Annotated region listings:
........

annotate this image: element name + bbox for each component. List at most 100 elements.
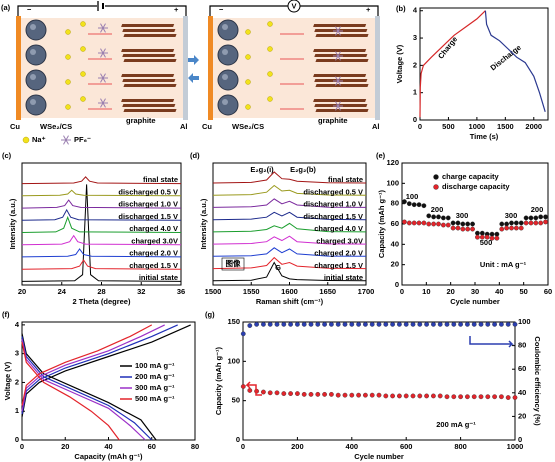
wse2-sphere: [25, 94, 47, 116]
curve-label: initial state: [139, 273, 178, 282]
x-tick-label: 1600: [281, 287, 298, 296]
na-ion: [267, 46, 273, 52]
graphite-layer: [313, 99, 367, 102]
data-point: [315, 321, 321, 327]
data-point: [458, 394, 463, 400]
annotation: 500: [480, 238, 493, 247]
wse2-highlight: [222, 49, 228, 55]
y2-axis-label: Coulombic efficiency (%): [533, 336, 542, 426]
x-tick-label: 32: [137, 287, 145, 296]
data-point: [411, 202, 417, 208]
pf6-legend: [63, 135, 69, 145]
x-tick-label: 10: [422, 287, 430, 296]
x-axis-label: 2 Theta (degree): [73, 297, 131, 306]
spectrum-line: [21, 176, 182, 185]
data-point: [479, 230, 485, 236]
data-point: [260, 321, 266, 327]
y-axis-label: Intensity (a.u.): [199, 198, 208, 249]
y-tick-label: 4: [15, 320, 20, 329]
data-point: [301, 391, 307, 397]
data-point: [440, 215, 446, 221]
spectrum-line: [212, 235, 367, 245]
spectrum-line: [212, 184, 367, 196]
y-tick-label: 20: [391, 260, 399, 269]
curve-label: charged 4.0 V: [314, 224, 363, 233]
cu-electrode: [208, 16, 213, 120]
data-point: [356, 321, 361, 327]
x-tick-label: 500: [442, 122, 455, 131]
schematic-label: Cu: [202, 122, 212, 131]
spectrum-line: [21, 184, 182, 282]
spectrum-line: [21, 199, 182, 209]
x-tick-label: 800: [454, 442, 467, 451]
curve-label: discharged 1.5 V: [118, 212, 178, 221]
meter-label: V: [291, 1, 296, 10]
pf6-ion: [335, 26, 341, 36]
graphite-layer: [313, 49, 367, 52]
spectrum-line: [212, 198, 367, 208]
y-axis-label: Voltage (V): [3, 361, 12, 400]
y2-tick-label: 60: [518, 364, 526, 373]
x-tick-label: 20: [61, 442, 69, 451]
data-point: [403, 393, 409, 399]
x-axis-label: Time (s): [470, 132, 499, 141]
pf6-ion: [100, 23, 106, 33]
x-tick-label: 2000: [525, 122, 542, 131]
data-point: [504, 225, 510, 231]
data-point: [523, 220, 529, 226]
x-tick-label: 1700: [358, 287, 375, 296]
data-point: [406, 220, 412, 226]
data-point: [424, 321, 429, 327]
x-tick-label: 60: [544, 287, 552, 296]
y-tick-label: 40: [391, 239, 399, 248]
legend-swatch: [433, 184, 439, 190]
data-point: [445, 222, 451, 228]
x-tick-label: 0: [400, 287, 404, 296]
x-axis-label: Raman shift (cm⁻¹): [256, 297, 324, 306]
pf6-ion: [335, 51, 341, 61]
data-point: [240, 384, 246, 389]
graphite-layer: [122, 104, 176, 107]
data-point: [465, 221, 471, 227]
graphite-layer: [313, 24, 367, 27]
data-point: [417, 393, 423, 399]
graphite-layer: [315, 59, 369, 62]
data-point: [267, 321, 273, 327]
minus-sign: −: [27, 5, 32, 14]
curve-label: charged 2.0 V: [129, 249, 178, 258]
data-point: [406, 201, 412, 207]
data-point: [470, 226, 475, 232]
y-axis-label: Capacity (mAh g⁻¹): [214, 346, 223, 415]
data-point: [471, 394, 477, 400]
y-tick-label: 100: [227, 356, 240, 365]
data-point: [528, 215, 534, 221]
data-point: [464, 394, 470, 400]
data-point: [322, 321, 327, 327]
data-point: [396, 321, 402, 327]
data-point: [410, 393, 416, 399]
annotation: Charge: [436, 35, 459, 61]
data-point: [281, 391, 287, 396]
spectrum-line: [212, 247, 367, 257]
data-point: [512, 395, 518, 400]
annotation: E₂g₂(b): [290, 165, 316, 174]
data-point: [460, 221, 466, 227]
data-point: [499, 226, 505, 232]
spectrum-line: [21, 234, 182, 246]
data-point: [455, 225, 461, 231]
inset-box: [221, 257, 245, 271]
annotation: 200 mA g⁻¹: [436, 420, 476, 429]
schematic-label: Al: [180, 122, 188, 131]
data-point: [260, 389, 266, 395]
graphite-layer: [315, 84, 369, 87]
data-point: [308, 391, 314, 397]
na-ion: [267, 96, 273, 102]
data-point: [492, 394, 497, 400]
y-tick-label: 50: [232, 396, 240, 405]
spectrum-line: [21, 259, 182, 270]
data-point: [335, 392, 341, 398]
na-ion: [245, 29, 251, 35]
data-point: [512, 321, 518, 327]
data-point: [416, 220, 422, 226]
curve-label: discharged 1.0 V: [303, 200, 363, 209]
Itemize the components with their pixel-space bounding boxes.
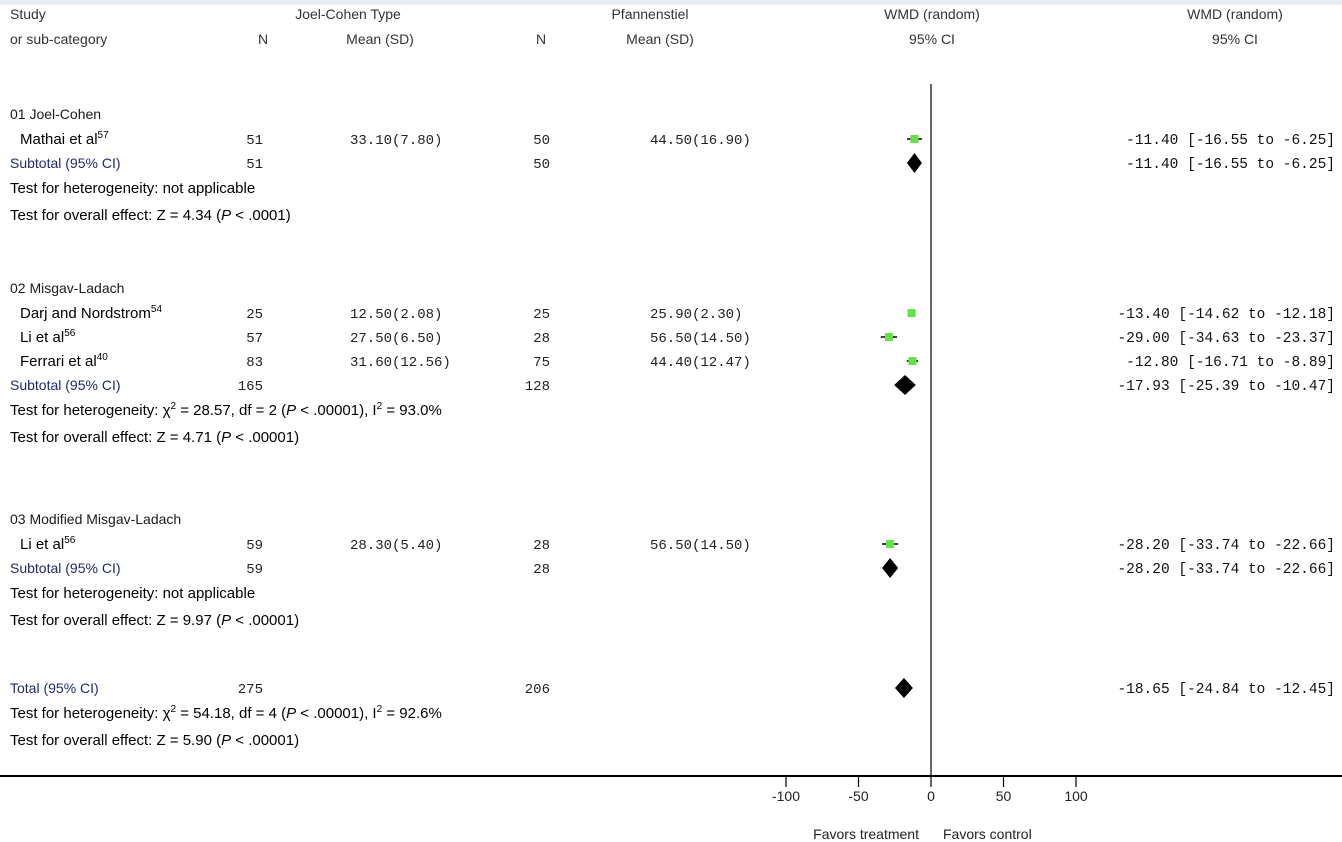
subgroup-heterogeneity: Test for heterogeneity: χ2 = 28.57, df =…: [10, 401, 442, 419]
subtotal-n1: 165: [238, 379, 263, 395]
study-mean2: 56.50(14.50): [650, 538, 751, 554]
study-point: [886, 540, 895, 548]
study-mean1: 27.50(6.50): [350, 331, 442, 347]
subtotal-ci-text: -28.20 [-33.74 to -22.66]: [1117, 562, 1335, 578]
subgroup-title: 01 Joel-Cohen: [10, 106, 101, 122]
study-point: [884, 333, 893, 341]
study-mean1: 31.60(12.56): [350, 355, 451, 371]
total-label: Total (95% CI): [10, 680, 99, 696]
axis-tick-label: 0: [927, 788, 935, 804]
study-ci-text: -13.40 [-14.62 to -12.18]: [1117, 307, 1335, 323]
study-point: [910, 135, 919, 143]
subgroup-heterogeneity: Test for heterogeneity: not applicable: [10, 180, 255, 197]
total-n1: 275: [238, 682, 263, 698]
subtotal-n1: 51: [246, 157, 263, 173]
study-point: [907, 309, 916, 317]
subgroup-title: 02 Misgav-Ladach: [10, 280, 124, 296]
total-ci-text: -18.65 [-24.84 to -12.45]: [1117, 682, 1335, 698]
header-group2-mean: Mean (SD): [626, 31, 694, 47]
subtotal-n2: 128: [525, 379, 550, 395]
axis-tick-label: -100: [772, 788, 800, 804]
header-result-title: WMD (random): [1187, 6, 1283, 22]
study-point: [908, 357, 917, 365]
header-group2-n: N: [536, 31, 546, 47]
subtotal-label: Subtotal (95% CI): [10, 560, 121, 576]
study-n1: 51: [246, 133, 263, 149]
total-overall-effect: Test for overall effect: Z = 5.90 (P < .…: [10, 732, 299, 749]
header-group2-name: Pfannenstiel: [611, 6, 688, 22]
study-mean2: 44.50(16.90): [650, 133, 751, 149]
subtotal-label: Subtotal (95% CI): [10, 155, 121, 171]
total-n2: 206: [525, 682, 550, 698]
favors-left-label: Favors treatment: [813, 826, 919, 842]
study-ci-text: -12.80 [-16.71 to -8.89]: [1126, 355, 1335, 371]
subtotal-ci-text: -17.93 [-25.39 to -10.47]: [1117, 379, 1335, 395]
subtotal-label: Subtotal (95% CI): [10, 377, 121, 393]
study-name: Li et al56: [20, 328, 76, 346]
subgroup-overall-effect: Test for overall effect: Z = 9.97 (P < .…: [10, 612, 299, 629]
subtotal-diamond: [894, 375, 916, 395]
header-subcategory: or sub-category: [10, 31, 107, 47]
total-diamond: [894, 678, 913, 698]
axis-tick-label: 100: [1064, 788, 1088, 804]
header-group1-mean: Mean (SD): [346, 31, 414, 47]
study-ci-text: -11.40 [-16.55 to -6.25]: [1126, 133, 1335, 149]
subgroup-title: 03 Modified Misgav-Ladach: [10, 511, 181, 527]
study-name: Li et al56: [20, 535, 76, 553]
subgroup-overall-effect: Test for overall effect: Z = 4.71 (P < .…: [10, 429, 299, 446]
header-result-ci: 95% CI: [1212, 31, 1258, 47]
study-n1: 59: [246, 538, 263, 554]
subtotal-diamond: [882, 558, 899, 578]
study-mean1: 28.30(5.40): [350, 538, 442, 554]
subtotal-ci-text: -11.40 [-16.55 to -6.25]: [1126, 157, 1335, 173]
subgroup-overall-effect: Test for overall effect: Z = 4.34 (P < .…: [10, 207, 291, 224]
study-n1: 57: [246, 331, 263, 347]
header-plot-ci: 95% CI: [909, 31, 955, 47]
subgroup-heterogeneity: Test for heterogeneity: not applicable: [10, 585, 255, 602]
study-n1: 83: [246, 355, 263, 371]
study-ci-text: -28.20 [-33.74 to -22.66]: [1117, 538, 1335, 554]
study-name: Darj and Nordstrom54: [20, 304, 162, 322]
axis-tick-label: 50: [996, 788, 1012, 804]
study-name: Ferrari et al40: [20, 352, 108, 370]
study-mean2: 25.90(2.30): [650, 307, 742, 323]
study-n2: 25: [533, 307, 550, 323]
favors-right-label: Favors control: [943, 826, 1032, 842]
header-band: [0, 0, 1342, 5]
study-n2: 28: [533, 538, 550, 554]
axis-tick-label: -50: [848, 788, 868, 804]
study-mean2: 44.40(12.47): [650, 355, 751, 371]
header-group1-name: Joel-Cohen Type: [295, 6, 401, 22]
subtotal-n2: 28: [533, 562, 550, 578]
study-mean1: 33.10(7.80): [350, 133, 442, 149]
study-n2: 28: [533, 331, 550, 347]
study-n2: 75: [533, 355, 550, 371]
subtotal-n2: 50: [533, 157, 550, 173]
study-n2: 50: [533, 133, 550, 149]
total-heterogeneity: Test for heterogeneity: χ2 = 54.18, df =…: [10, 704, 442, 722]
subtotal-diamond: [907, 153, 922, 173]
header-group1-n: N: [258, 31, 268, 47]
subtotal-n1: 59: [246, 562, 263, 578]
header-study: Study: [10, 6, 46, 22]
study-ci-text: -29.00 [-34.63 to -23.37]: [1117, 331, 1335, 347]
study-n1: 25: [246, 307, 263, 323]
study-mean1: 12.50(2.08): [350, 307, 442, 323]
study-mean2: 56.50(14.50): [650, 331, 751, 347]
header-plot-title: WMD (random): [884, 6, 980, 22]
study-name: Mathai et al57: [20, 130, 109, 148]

........

Filter the entries above, keeping only the lines that contain the string "spectrum", and copy each of those lines.

SOLUTION FOR THIS PROBLEM =
spectrum-line: [21, 176, 182, 185]
spectrum-line: [212, 235, 367, 245]
spectrum-line: [212, 184, 367, 196]
spectrum-line: [21, 184, 182, 282]
spectrum-line: [21, 199, 182, 209]
spectrum-line: [212, 198, 367, 208]
spectrum-line: [212, 247, 367, 257]
spectrum-line: [21, 234, 182, 246]
spectrum-line: [21, 259, 182, 270]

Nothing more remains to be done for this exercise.